■ **Data for the task**
Start

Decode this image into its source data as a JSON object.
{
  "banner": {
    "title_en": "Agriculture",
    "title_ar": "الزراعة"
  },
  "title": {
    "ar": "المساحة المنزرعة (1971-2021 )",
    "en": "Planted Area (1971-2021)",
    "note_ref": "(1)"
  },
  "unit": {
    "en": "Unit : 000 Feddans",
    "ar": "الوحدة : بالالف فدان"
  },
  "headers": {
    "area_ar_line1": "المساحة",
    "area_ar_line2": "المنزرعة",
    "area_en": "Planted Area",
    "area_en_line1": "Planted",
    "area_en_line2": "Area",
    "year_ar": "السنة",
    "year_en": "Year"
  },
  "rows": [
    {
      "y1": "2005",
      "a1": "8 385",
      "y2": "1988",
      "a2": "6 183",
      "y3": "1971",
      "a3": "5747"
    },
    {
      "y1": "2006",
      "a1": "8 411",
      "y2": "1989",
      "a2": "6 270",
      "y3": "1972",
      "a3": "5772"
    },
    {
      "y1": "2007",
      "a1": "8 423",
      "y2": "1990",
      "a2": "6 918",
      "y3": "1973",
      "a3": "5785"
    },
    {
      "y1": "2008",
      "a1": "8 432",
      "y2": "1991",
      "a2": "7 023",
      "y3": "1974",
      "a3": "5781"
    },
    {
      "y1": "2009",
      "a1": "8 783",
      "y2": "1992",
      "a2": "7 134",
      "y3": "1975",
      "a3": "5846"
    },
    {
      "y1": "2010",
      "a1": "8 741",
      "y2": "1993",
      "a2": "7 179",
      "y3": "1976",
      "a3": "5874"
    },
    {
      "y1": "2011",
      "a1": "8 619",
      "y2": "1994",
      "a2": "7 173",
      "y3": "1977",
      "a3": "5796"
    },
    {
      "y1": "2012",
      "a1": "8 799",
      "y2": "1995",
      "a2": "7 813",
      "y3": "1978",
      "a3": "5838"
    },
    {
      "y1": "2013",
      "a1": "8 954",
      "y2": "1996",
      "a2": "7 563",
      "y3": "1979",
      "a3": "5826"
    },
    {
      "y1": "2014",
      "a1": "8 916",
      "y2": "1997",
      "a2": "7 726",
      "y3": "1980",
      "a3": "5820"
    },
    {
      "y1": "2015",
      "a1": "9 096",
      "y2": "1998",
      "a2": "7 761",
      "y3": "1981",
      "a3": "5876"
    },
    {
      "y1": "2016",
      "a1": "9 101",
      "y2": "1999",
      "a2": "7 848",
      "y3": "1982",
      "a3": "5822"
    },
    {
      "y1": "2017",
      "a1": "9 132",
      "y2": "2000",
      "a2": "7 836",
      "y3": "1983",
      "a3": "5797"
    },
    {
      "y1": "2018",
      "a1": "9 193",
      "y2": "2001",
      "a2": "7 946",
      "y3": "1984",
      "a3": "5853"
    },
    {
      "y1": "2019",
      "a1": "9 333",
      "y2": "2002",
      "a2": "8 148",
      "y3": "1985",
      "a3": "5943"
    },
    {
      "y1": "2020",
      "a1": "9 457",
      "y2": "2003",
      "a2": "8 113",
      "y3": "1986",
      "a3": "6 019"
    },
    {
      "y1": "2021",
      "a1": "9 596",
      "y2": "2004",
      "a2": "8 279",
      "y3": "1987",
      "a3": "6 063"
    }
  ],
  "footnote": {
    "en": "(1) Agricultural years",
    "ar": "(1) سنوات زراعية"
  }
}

End
Start

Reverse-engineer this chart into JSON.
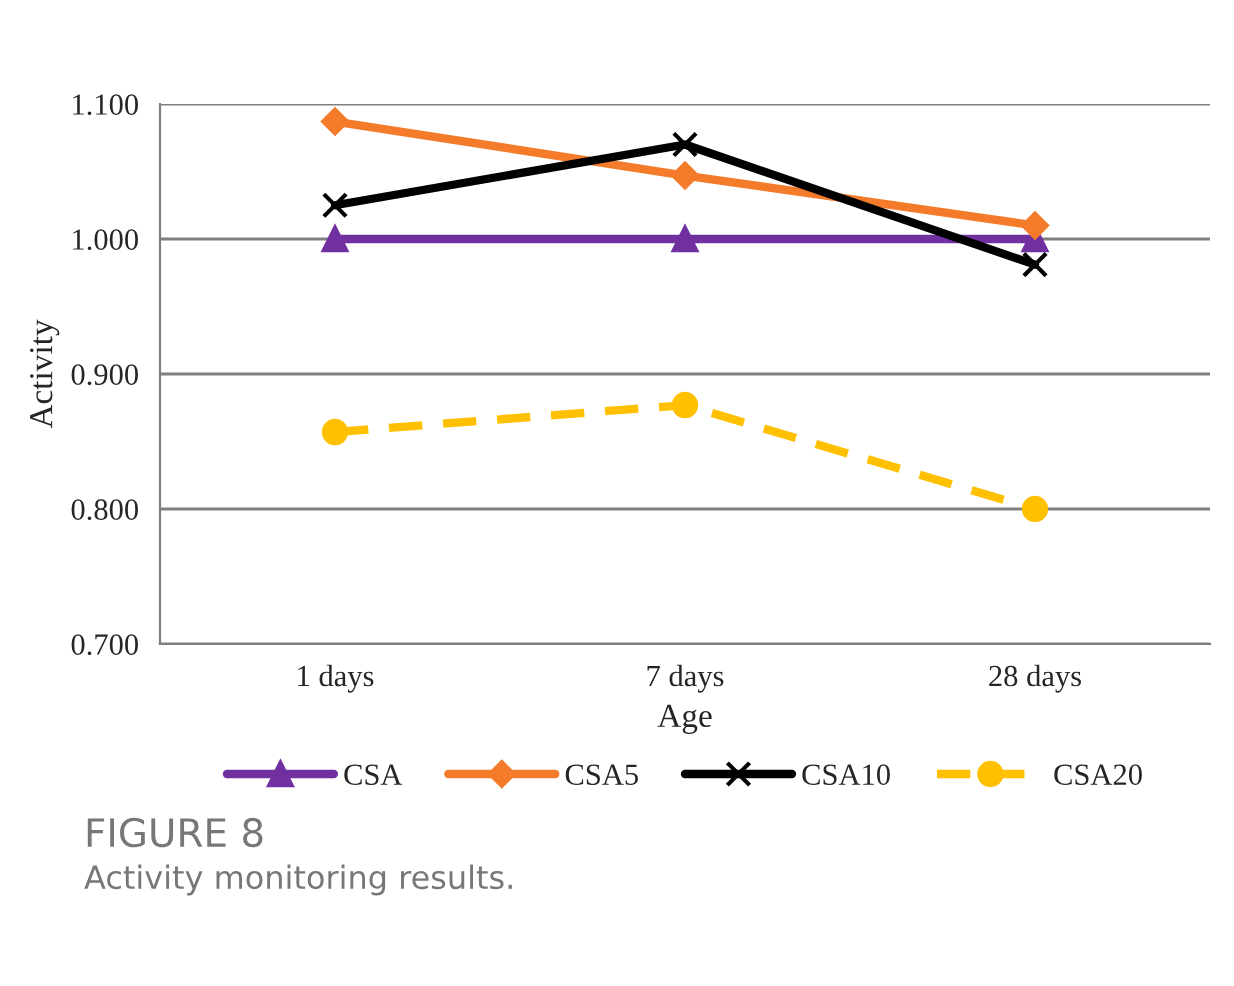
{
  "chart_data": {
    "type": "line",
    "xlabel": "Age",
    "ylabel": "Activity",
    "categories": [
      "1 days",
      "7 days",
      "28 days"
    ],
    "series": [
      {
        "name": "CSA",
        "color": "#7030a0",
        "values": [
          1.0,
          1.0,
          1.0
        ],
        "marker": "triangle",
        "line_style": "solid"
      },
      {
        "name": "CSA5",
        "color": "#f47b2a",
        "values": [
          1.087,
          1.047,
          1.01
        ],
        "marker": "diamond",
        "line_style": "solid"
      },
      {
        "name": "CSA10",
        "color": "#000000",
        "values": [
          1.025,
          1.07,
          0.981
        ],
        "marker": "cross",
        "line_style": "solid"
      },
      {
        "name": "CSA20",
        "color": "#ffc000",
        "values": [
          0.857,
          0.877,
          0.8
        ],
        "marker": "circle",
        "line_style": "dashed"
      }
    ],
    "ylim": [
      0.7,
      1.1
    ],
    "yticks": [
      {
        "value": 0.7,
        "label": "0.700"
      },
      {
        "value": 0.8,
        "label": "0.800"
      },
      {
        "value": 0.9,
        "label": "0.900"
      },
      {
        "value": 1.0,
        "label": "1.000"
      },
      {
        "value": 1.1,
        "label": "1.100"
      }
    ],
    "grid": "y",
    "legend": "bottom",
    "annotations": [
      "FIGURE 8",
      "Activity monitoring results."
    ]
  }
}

End

■ **What is needed**
Identify and copy all lines with the word "name".

■ **Expected output**
        "name": "CSA",
        "name": "CSA5",
        "name": "CSA10",
        "name": "CSA20",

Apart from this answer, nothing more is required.